WHAT IS EXPECTED: Find every line in the records below that holds the word "себе", and copy it out.

DATA:
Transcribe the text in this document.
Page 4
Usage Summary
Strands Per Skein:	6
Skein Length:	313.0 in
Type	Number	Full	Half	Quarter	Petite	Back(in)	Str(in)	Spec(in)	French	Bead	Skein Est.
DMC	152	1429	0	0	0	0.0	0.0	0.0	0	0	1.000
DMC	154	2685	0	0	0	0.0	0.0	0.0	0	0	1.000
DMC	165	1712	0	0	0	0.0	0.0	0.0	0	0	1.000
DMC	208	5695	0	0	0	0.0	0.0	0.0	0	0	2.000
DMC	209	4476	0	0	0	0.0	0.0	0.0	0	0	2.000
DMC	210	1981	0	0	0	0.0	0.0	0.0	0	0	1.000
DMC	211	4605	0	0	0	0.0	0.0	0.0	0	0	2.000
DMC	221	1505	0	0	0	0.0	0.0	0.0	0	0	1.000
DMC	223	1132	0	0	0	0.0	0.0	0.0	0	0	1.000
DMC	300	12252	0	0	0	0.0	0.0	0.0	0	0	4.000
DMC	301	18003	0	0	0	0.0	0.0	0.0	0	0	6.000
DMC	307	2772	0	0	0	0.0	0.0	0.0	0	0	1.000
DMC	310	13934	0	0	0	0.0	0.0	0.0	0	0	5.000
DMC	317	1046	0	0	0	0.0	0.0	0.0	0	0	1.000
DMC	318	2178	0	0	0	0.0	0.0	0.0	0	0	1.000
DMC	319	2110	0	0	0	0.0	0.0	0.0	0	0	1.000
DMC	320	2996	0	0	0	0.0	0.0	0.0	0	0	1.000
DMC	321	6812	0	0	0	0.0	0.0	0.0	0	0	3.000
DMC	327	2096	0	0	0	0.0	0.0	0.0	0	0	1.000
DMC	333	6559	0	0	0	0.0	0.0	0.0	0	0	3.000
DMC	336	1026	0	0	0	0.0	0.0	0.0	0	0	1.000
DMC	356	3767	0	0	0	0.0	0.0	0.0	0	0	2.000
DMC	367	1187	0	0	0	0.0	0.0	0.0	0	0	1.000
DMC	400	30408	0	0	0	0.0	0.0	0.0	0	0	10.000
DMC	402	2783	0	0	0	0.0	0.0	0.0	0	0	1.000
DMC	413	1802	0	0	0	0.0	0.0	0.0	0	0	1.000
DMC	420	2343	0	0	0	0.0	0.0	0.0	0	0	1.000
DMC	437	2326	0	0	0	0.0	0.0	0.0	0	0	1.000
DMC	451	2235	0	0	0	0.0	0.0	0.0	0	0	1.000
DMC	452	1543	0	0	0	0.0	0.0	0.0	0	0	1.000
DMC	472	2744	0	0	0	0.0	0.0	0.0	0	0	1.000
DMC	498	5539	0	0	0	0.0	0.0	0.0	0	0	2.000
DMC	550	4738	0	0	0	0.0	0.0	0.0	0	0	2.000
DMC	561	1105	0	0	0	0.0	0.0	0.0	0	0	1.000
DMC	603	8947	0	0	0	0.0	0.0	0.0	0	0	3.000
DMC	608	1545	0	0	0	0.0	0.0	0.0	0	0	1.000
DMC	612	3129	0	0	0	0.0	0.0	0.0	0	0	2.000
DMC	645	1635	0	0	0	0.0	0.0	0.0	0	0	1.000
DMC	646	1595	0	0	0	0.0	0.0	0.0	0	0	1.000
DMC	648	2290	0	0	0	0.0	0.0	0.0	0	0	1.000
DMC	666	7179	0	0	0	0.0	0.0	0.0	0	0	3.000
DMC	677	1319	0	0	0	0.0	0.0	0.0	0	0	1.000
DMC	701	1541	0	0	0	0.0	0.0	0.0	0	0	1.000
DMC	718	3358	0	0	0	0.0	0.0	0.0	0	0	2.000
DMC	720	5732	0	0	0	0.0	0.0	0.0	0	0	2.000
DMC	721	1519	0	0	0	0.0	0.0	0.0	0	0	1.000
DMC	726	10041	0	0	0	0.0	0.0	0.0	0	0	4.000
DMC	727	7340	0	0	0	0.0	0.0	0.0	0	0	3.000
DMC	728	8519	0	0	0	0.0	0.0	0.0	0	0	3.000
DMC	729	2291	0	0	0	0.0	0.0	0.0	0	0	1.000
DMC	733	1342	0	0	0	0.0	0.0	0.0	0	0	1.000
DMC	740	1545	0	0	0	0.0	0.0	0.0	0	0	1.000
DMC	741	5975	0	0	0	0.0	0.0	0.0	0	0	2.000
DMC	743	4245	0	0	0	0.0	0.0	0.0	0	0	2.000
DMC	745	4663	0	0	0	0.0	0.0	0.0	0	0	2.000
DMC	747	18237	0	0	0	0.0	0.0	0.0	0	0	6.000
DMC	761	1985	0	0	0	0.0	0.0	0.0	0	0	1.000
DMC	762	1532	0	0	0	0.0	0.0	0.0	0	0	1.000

---

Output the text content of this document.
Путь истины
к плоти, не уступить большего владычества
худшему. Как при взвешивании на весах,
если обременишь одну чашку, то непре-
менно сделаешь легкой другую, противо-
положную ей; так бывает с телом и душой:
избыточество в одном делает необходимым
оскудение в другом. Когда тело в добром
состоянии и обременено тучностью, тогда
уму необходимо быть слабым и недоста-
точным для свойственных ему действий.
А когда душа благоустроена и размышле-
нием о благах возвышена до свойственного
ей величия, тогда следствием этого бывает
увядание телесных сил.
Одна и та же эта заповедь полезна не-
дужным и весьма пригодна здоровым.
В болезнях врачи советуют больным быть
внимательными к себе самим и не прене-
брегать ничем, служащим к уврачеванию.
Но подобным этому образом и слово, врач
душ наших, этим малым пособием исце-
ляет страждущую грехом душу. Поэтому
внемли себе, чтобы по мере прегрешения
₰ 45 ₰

WRITTEN RESPONSE:
внимательными к себе самим и не прене-
внемли себе, чтобы по мере прегрешения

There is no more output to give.